## SUPPLIED DATA
↓

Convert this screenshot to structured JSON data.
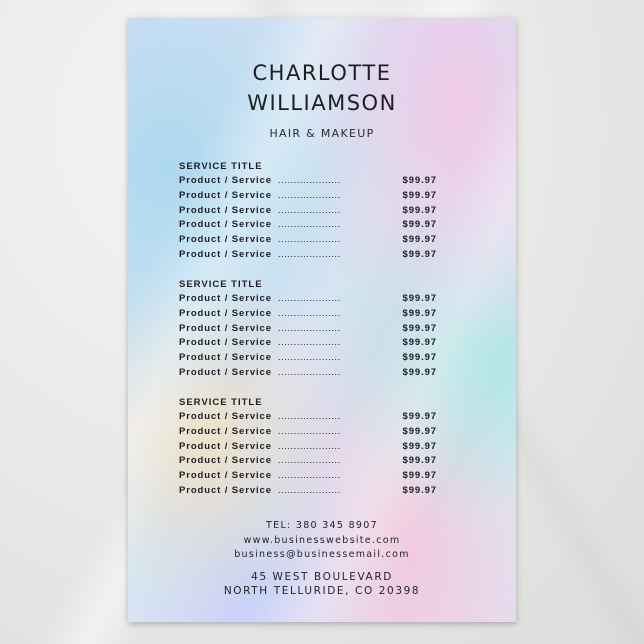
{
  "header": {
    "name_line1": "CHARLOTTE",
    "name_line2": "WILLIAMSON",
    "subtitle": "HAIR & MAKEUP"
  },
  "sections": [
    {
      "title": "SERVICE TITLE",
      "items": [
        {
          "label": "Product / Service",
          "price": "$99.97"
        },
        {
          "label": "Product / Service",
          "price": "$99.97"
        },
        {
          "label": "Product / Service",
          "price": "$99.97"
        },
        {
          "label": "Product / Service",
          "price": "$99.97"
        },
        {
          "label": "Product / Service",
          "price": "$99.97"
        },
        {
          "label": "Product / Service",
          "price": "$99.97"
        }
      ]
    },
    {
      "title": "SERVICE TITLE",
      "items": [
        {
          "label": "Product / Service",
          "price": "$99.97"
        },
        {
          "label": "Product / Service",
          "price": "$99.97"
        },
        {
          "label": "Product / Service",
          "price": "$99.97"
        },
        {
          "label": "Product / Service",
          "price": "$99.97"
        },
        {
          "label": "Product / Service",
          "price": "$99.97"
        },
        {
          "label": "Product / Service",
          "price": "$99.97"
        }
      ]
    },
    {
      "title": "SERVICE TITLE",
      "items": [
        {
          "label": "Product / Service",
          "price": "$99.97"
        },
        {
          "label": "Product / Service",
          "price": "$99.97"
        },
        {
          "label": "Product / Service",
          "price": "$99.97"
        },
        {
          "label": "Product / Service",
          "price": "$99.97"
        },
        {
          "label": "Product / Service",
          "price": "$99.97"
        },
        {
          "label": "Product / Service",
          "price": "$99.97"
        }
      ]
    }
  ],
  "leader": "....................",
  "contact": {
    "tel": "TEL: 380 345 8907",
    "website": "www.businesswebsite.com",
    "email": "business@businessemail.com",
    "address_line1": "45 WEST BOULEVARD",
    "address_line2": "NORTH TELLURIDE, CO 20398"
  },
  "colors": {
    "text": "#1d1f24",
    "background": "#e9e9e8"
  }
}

↑

## EXERCISE GOAL
Without including any pictures, please restate all the records exactly.

## EXPECTED OUTPUT
Convert this screenshot to structured JSON data.
{
  "header": {
    "name_line1": "CHARLOTTE",
    "name_line2": "WILLIAMSON",
    "subtitle": "HAIR & MAKEUP"
  },
  "sections": [
    {
      "title": "SERVICE TITLE",
      "items": [
        {
          "label": "Product / Service",
          "price": "$99.97"
        },
        {
          "label": "Product / Service",
          "price": "$99.97"
        },
        {
          "label": "Product / Service",
          "price": "$99.97"
        },
        {
          "label": "Product / Service",
          "price": "$99.97"
        },
        {
          "label": "Product / Service",
          "price": "$99.97"
        },
        {
          "label": "Product / Service",
          "price": "$99.97"
        }
      ]
    },
    {
      "title": "SERVICE TITLE",
      "items": [
        {
          "label": "Product / Service",
          "price": "$99.97"
        },
        {
          "label": "Product / Service",
          "price": "$99.97"
        },
        {
          "label": "Product / Service",
          "price": "$99.97"
        },
        {
          "label": "Product / Service",
          "price": "$99.97"
        },
        {
          "label": "Product / Service",
          "price": "$99.97"
        },
        {
          "label": "Product / Service",
          "price": "$99.97"
        }
      ]
    },
    {
      "title": "SERVICE TITLE",
      "items": [
        {
          "label": "Product / Service",
          "price": "$99.97"
        },
        {
          "label": "Product / Service",
          "price": "$99.97"
        },
        {
          "label": "Product / Service",
          "price": "$99.97"
        },
        {
          "label": "Product / Service",
          "price": "$99.97"
        },
        {
          "label": "Product / Service",
          "price": "$99.97"
        },
        {
          "label": "Product / Service",
          "price": "$99.97"
        }
      ]
    }
  ],
  "leader": "....................",
  "contact": {
    "tel": "TEL: 380 345 8907",
    "website": "www.businesswebsite.com",
    "email": "business@businessemail.com",
    "address_line1": "45 WEST BOULEVARD",
    "address_line2": "NORTH TELLURIDE, CO 20398"
  },
  "colors": {
    "text": "#1d1f24",
    "background": "#e9e9e8"
  }
}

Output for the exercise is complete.